* Set task:
Read through the entries below and return each line with the word "perçus".

--- begin ---

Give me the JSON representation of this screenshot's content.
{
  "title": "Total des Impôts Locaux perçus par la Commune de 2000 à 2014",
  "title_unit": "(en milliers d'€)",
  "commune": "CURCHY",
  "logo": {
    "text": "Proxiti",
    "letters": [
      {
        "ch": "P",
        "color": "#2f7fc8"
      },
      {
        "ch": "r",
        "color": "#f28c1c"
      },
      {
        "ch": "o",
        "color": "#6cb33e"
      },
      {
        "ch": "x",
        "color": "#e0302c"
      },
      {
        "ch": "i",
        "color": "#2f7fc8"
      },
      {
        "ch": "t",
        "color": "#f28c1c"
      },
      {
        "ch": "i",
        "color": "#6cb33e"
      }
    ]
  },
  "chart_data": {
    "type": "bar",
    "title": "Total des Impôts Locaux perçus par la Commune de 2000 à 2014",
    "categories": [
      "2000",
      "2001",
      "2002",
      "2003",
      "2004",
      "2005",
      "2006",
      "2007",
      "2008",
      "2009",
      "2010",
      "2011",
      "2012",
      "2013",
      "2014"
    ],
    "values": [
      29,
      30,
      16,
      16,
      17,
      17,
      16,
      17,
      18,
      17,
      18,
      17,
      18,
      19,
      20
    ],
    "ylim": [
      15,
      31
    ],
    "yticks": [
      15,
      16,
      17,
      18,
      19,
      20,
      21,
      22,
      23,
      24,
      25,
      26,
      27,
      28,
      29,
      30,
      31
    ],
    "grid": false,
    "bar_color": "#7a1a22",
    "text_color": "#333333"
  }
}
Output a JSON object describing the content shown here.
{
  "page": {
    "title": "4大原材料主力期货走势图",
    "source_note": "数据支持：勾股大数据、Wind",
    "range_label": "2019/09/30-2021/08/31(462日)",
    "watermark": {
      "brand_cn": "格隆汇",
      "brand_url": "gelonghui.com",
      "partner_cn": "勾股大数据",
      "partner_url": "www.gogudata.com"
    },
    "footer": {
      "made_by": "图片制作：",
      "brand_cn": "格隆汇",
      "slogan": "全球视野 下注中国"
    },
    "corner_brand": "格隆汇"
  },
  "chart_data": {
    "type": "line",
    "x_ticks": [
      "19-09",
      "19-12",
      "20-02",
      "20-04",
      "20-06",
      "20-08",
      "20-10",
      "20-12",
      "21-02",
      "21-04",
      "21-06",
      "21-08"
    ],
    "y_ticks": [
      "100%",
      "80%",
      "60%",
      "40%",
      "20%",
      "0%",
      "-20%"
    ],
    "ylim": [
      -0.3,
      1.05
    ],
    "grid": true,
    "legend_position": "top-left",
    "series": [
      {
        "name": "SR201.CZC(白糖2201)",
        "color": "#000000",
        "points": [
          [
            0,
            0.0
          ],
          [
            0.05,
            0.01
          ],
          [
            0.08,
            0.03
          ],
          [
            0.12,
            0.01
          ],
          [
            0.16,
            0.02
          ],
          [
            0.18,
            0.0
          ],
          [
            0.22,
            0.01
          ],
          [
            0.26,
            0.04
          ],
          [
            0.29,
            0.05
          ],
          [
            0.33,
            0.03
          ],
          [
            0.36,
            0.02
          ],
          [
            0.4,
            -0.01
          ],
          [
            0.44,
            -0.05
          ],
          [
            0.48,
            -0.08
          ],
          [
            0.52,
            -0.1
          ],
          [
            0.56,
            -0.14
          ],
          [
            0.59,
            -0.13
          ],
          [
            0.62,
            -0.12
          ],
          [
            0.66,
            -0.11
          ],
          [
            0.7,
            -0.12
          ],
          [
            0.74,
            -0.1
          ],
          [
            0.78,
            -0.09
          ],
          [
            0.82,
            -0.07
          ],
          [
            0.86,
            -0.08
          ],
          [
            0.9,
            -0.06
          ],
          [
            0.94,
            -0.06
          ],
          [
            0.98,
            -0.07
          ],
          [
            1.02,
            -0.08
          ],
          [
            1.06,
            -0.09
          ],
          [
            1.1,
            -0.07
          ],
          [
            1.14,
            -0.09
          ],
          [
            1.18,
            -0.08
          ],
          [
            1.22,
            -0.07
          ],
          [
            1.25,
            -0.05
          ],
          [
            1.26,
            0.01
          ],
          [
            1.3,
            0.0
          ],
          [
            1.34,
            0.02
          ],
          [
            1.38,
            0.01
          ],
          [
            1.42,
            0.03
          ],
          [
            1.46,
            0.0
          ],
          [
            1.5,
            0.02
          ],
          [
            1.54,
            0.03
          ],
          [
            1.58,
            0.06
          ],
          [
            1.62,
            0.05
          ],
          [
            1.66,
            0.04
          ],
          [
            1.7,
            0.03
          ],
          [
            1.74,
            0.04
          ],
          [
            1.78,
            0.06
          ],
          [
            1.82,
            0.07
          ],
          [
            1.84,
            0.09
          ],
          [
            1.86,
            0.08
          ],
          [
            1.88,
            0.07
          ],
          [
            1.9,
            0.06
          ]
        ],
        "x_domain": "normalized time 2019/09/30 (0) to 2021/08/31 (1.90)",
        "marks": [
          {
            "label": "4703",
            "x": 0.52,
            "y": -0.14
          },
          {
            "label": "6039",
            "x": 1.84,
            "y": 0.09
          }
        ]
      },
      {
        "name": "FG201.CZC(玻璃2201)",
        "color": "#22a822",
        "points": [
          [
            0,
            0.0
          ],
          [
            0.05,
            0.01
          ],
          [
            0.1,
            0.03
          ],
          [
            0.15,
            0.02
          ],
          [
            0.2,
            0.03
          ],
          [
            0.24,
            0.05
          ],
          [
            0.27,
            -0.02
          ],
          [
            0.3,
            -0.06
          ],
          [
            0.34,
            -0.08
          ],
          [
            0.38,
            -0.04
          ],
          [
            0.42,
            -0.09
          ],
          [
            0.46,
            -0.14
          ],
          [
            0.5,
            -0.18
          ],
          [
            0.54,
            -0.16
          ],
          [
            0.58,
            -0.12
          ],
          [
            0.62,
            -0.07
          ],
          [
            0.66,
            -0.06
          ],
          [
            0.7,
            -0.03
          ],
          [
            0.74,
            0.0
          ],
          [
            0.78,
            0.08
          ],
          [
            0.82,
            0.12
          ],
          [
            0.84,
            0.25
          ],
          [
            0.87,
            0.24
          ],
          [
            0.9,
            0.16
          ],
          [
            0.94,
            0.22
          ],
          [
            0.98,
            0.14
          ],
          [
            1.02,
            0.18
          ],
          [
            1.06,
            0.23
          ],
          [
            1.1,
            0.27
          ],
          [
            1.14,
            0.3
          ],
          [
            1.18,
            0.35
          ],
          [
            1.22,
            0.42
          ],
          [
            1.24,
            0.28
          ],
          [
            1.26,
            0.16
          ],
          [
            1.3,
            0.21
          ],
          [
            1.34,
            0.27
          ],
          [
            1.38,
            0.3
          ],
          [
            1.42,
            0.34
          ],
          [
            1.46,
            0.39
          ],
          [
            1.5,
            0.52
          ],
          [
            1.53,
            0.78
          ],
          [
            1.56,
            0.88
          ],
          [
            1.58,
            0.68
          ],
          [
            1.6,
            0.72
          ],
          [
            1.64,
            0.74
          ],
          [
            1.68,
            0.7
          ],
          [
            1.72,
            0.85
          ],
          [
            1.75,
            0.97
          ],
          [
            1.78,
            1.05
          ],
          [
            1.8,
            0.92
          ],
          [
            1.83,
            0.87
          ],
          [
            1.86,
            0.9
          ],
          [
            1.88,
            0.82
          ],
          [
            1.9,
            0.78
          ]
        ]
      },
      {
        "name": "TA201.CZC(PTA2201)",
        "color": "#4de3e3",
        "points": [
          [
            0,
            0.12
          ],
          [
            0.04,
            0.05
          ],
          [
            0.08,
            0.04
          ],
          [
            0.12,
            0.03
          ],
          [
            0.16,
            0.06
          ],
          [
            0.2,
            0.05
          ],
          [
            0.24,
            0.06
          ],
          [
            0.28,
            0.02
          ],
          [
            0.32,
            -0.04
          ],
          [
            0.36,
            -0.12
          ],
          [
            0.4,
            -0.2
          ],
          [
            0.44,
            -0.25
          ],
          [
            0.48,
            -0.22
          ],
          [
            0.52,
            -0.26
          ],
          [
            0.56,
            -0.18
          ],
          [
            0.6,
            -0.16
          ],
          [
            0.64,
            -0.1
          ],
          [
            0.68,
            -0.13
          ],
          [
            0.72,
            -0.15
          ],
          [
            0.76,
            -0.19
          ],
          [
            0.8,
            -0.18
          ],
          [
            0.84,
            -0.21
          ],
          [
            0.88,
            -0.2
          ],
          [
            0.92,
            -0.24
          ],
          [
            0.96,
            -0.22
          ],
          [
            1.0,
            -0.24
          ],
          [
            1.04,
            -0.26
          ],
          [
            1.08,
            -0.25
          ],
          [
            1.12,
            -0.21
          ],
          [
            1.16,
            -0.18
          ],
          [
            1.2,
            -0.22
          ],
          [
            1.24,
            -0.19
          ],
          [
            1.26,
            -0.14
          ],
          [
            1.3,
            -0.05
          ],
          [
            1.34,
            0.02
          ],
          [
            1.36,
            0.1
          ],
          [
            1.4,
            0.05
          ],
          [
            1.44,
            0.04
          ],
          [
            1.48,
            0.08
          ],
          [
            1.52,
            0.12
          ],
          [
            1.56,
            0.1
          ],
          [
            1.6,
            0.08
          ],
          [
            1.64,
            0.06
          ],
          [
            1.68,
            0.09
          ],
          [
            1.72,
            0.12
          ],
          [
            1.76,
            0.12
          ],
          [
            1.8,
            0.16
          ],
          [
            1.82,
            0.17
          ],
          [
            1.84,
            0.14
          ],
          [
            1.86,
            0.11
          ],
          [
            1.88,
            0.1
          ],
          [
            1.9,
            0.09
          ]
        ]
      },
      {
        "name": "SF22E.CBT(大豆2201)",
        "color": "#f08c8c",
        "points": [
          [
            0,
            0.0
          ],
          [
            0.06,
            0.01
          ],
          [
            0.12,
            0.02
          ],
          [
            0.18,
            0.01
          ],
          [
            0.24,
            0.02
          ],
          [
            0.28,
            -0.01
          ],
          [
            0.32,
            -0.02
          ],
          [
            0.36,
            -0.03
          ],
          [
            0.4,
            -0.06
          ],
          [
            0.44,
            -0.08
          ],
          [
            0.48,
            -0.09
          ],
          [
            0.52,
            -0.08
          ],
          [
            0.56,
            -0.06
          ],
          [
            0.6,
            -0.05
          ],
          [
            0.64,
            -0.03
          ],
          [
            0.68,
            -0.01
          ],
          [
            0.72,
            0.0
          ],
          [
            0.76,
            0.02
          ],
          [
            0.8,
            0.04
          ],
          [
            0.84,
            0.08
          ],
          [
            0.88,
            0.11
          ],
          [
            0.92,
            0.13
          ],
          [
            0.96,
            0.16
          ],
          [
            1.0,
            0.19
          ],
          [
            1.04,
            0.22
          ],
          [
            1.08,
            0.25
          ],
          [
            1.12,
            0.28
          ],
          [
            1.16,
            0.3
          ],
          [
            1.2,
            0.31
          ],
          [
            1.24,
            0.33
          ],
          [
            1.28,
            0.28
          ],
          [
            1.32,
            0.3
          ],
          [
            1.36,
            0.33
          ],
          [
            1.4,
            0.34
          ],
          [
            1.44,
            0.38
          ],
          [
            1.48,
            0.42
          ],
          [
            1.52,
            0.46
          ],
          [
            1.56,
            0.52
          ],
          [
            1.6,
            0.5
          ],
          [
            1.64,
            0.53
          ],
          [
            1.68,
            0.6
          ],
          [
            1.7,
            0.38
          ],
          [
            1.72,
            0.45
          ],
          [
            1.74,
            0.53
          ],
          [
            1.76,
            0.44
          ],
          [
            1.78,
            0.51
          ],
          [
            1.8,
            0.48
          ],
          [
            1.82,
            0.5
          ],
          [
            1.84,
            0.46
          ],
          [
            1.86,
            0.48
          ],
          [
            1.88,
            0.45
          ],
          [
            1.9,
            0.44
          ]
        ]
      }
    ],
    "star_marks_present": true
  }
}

--- end ---

* Output of the exercise:
  "title": "Total des Impôts Locaux perçus par la Commune de 2000 à 2014",
    "title": "Total des Impôts Locaux perçus par la Commune de 2000 à 2014",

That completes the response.